_Set task_
Output an exact reproduction of the data.

Dataset entries:
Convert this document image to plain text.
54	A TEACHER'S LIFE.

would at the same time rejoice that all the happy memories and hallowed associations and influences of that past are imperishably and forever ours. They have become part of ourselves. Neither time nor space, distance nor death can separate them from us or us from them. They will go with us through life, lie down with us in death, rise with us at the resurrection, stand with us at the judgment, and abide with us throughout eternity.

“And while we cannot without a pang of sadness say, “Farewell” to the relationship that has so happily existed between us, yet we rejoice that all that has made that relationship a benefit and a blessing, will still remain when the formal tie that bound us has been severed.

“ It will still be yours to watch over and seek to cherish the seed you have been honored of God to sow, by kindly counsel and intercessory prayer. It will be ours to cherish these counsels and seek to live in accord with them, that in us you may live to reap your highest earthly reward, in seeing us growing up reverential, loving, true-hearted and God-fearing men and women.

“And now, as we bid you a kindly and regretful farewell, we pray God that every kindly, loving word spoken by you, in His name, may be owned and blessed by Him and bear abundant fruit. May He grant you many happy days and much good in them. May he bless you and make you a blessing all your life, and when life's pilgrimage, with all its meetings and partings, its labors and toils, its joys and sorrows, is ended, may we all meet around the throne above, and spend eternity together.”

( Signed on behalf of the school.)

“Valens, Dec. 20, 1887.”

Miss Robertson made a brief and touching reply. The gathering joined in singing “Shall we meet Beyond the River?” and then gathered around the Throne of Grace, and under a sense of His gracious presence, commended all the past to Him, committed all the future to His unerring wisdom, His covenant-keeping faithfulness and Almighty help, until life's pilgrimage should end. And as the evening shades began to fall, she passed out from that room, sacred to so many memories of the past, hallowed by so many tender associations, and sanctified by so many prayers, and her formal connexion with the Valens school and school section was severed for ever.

_Solution_
Convert this document image to plain text.
54	A TEACHER'S LIFE.

would at the same time rejoice that all the happy memories and hallowed associations and influences of that past are imperishably and forever ours. They have become part of ourselves. Neither time nor space, distance nor death can separate them from us or us from them. They will go with us through life, lie down with us in death, rise with us at the resurrection, stand with us at the judgment, and abide with us throughout eternity.

“And while we cannot without a pang of sadness say, “Farewell” to the relationship that has so happily existed between us, yet we rejoice that all that has made that relationship a benefit and a blessing, will still remain when the formal tie that bound us has been severed.

“ It will still be yours to watch over and seek to cherish the seed you have been honored of God to sow, by kindly counsel and intercessory prayer. It will be ours to cherish these counsels and seek to live in accord with them, that in us you may live to reap your highest earthly reward, in seeing us growing up reverential, loving, true-hearted and God-fearing men and women.

“And now, as we bid you a kindly and regretful farewell, we pray God that every kindly, loving word spoken by you, in His name, may be owned and blessed by Him and bear abundant fruit. May He grant you many happy days and much good in them. May he bless you and make you a blessing all your life, and when life's pilgrimage, with all its meetings and partings, its labors and toils, its joys and sorrows, is ended, may we all meet around the throne above, and spend eternity together.”

( Signed on behalf of the school.)

“Valens, Dec. 20, 1887.”

Miss Robertson made a brief and touching reply. The gathering joined in singing “Shall we meet Beyond the River?” and then gathered around the Throne of Grace, and under a sense of His gracious presence, commended all the past to Him, committed all the future to His unerring wisdom, His covenant-keeping faithfulness and Almighty help, until life's pilgrimage should end. And as the evening shades began to fall, she passed out from that room, sacred to so many memories of the past, hallowed by so many tender associations, and sanctified by so many prayers, and her formal connexion with the Valens school and school section was severed for ever.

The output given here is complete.